AIM | Return each line of the material below unchanged, character for character.

Stored data entries
────

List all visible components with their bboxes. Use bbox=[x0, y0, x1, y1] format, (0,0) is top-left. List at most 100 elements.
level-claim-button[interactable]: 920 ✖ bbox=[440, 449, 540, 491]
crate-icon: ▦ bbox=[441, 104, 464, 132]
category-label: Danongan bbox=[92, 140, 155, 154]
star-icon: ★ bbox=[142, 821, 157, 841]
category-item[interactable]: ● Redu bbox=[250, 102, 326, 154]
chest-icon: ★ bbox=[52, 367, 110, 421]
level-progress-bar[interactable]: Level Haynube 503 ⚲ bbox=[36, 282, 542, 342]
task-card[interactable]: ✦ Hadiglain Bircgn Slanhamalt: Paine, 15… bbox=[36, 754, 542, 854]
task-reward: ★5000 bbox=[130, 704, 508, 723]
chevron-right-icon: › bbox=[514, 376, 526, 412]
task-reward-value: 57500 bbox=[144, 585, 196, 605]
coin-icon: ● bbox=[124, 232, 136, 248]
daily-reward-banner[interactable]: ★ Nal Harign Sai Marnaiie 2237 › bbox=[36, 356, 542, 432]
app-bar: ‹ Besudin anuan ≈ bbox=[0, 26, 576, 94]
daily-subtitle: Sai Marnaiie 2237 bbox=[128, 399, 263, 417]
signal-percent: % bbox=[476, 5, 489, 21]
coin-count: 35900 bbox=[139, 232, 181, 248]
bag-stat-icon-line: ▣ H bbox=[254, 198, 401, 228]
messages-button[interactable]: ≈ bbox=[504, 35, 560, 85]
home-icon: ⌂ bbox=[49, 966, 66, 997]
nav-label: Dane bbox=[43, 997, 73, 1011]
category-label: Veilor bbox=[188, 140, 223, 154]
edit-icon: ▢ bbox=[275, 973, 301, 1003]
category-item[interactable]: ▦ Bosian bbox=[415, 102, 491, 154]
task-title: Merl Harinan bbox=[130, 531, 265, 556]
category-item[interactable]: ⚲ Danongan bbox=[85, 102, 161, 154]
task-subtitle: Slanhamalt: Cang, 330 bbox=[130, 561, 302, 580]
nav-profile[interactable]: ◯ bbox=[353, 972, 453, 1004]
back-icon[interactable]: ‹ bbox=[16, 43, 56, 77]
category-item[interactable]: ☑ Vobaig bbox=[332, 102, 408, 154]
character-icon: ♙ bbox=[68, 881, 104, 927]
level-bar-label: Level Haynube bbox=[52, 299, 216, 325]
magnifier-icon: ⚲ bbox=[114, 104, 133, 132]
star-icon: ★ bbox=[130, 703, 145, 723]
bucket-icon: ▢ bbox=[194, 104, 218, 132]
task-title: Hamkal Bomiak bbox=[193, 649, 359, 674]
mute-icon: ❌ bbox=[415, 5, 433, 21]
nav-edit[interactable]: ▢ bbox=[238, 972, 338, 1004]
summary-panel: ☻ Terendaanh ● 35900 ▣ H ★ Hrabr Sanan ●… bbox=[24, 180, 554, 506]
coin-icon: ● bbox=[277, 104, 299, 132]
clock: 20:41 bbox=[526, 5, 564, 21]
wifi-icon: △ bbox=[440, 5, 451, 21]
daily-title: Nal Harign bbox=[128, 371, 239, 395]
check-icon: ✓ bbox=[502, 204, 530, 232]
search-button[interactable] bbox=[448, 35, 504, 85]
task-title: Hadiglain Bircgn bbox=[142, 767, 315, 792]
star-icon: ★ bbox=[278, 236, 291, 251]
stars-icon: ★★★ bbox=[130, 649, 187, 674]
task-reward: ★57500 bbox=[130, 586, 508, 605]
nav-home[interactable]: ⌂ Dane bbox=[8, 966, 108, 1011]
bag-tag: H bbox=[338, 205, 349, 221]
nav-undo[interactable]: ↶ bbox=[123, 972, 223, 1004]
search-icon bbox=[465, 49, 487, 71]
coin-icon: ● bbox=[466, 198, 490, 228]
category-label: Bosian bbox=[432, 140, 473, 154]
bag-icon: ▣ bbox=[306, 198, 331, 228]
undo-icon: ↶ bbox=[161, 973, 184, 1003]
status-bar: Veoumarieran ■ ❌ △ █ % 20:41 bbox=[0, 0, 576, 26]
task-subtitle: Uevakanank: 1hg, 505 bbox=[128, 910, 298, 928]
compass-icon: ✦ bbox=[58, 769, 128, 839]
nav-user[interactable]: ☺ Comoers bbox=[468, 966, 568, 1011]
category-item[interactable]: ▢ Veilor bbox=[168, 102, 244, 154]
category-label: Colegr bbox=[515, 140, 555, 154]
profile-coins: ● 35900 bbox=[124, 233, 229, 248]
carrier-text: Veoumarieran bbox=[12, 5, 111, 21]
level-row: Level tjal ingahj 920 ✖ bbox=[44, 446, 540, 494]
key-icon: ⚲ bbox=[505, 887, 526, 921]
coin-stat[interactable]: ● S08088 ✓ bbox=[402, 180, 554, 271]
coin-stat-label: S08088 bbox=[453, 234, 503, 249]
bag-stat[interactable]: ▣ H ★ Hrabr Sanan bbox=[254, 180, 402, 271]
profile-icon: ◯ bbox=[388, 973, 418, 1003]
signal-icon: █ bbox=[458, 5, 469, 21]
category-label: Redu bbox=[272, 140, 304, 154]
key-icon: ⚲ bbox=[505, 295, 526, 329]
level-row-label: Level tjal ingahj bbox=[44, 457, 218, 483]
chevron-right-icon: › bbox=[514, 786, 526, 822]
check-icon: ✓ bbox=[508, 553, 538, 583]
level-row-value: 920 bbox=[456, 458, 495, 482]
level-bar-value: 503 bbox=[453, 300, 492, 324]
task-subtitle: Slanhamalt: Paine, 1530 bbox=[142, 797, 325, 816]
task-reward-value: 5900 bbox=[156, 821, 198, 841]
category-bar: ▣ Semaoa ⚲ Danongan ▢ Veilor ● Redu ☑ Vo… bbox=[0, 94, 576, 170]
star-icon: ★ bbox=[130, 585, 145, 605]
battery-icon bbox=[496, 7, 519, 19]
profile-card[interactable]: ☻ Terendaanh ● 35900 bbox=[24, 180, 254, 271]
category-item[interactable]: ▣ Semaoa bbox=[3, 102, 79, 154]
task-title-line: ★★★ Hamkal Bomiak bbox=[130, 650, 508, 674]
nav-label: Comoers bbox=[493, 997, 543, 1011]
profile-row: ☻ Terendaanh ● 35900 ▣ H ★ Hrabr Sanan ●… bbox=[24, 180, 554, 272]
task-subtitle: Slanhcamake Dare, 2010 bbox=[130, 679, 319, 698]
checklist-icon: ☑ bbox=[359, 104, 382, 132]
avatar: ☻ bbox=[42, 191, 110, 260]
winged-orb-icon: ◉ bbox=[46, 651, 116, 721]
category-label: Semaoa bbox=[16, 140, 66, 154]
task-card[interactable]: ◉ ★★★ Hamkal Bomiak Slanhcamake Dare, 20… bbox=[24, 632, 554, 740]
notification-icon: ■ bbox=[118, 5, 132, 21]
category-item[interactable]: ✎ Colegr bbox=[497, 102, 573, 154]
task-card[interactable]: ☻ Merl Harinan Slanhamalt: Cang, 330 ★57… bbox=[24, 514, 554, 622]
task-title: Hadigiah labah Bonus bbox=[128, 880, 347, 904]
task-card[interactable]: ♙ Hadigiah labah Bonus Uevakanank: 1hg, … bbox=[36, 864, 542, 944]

────

SOLUTION TO THIS PROBLEM |
List all visible components with their bboxes. Use bbox=[x0, y0, x1, y1] format, (0,0) is top-left. List at most 100 elements.
level-claim-button[interactable]: 920 ✖ bbox=[440, 449, 540, 491]
crate-icon: ▦ bbox=[441, 104, 464, 132]
category-label: Danongan bbox=[92, 140, 155, 154]
star-icon: ★ bbox=[142, 821, 157, 841]
category-item[interactable]: ● Redu bbox=[250, 102, 326, 154]
chest-icon: ★ bbox=[52, 367, 110, 421]
level-progress-bar[interactable]: Level Haynube 503 ⚲ bbox=[36, 282, 542, 342]
task-card[interactable]: ✦ Hadiglain Bircgn Slanhamalt: Paine, 15… bbox=[36, 754, 542, 854]
task-reward: ★5000 bbox=[130, 704, 508, 723]
chevron-right-icon: › bbox=[514, 376, 526, 412]
task-reward-value: 57500 bbox=[144, 585, 196, 605]
coin-icon: ● bbox=[124, 232, 136, 248]
daily-reward-banner[interactable]: ★ Nal Harign Sai Marnaiie 2237 › bbox=[36, 356, 542, 432]
app-bar: ‹ Besudin anuan ≈ bbox=[0, 26, 576, 94]
daily-subtitle: Sai Marnaiie 2237 bbox=[128, 399, 263, 417]
signal-percent: % bbox=[476, 5, 489, 21]
coin-count: 35900 bbox=[139, 232, 181, 248]
bag-stat-icon-line: ▣ H bbox=[254, 198, 401, 228]
messages-button[interactable]: ≈ bbox=[504, 35, 560, 85]
home-icon: ⌂ bbox=[49, 966, 66, 997]
nav-label: Dane bbox=[43, 997, 73, 1011]
category-label: Veilor bbox=[188, 140, 223, 154]
edit-icon: ▢ bbox=[275, 973, 301, 1003]
category-item[interactable]: ▦ Bosian bbox=[415, 102, 491, 154]
task-title: Merl Harinan bbox=[130, 531, 265, 556]
category-item[interactable]: ⚲ Danongan bbox=[85, 102, 161, 154]
task-subtitle: Slanhamalt: Cang, 330 bbox=[130, 561, 302, 580]
nav-profile[interactable]: ◯ bbox=[353, 972, 453, 1004]
back-icon[interactable]: ‹ bbox=[16, 43, 56, 77]
category-item[interactable]: ☑ Vobaig bbox=[332, 102, 408, 154]
character-icon: ♙ bbox=[68, 881, 104, 927]
level-bar-label: Level Haynube bbox=[52, 299, 216, 325]
magnifier-icon: ⚲ bbox=[114, 104, 133, 132]
star-icon: ★ bbox=[130, 703, 145, 723]
bucket-icon: ▢ bbox=[194, 104, 218, 132]
task-title: Hamkal Bomiak bbox=[193, 649, 359, 674]
mute-icon: ❌ bbox=[415, 5, 433, 21]
nav-edit[interactable]: ▢ bbox=[238, 972, 338, 1004]
summary-panel: ☻ Terendaanh ● 35900 ▣ H ★ Hrabr Sanan ●… bbox=[24, 180, 554, 506]
coin-icon: ● bbox=[277, 104, 299, 132]
clock: 20:41 bbox=[526, 5, 564, 21]
wifi-icon: △ bbox=[440, 5, 451, 21]
daily-title: Nal Harign bbox=[128, 371, 239, 395]
check-icon: ✓ bbox=[502, 204, 530, 232]
search-button[interactable] bbox=[448, 35, 504, 85]
task-title: Hadiglain Bircgn bbox=[142, 767, 315, 792]
star-icon: ★ bbox=[278, 236, 291, 251]
stars-icon: ★★★ bbox=[130, 649, 187, 674]
task-reward: ★57500 bbox=[130, 586, 508, 605]
nav-home[interactable]: ⌂ Dane bbox=[8, 966, 108, 1011]
bag-tag: H bbox=[338, 205, 349, 221]
nav-undo[interactable]: ↶ bbox=[123, 972, 223, 1004]
search-icon bbox=[465, 49, 487, 71]
coin-icon: ● bbox=[466, 198, 490, 228]
category-label: Bosian bbox=[432, 140, 473, 154]
bag-icon: ▣ bbox=[306, 198, 331, 228]
undo-icon: ↶ bbox=[161, 973, 184, 1003]
status-bar: Veoumarieran ■ ❌ △ █ % 20:41 bbox=[0, 0, 576, 26]
task-subtitle: Uevakanank: 1hg, 505 bbox=[128, 910, 298, 928]
compass-icon: ✦ bbox=[58, 769, 128, 839]
nav-user[interactable]: ☺ Comoers bbox=[468, 966, 568, 1011]
category-item[interactable]: ▢ Veilor bbox=[168, 102, 244, 154]
category-label: Colegr bbox=[515, 140, 555, 154]
profile-coins: ● 35900 bbox=[124, 233, 229, 248]
carrier-text: Veoumarieran bbox=[12, 5, 111, 21]
level-row: Level tjal ingahj 920 ✖ bbox=[44, 446, 540, 494]
key-icon: ⚲ bbox=[505, 887, 526, 921]
coin-stat[interactable]: ● S08088 ✓ bbox=[402, 180, 554, 271]
coin-stat-label: S08088 bbox=[453, 234, 503, 249]
bag-stat[interactable]: ▣ H ★ Hrabr Sanan bbox=[254, 180, 402, 271]
profile-icon: ◯ bbox=[388, 973, 418, 1003]
signal-icon: █ bbox=[458, 5, 469, 21]
category-label: Redu bbox=[272, 140, 304, 154]
key-icon: ⚲ bbox=[505, 295, 526, 329]
level-row-label: Level tjal ingahj bbox=[44, 457, 218, 483]
chevron-right-icon: › bbox=[514, 786, 526, 822]
check-icon: ✓ bbox=[508, 553, 538, 583]
level-row-value: 920 bbox=[456, 458, 495, 482]
level-bar-value: 503 bbox=[453, 300, 492, 324]
task-subtitle: Slanhamalt: Paine, 1530 bbox=[142, 797, 325, 816]
task-reward-value: 5900 bbox=[156, 821, 198, 841]
category-bar: ▣ Semaoa ⚲ Danongan ▢ Veilor ● Redu ☑ Vo… bbox=[0, 94, 576, 170]
star-icon: ★ bbox=[130, 585, 145, 605]
battery-icon bbox=[496, 7, 519, 19]
profile-card[interactable]: ☻ Terendaanh ● 35900 bbox=[24, 180, 254, 271]
category-item[interactable]: ▣ Semaoa bbox=[3, 102, 79, 154]
task-title-line: ★★★ Hamkal Bomiak bbox=[130, 650, 508, 674]
nav-label: Comoers bbox=[493, 997, 543, 1011]
profile-row: ☻ Terendaanh ● 35900 ▣ H ★ Hrabr Sanan ●… bbox=[24, 180, 554, 272]
task-subtitle: Slanhcamake Dare, 2010 bbox=[130, 679, 319, 698]
checklist-icon: ☑ bbox=[359, 104, 382, 132]
avatar: ☻ bbox=[42, 191, 110, 260]
winged-orb-icon: ◉ bbox=[46, 651, 116, 721]
category-label: Semaoa bbox=[16, 140, 66, 154]
task-card[interactable]: ◉ ★★★ Hamkal Bomiak Slanhcamake Dare, 20… bbox=[24, 632, 554, 740]
notification-icon: ■ bbox=[118, 5, 132, 21]
category-item[interactable]: ✎ Colegr bbox=[497, 102, 573, 154]
task-card[interactable]: ☻ Merl Harinan Slanhamalt: Cang, 330 ★57… bbox=[24, 514, 554, 622]
task-title: Hadigiah labah Bonus bbox=[128, 880, 347, 904]
task-card[interactable]: ♙ Hadigiah labah Bonus Uevakanank: 1hg, … bbox=[36, 864, 542, 944]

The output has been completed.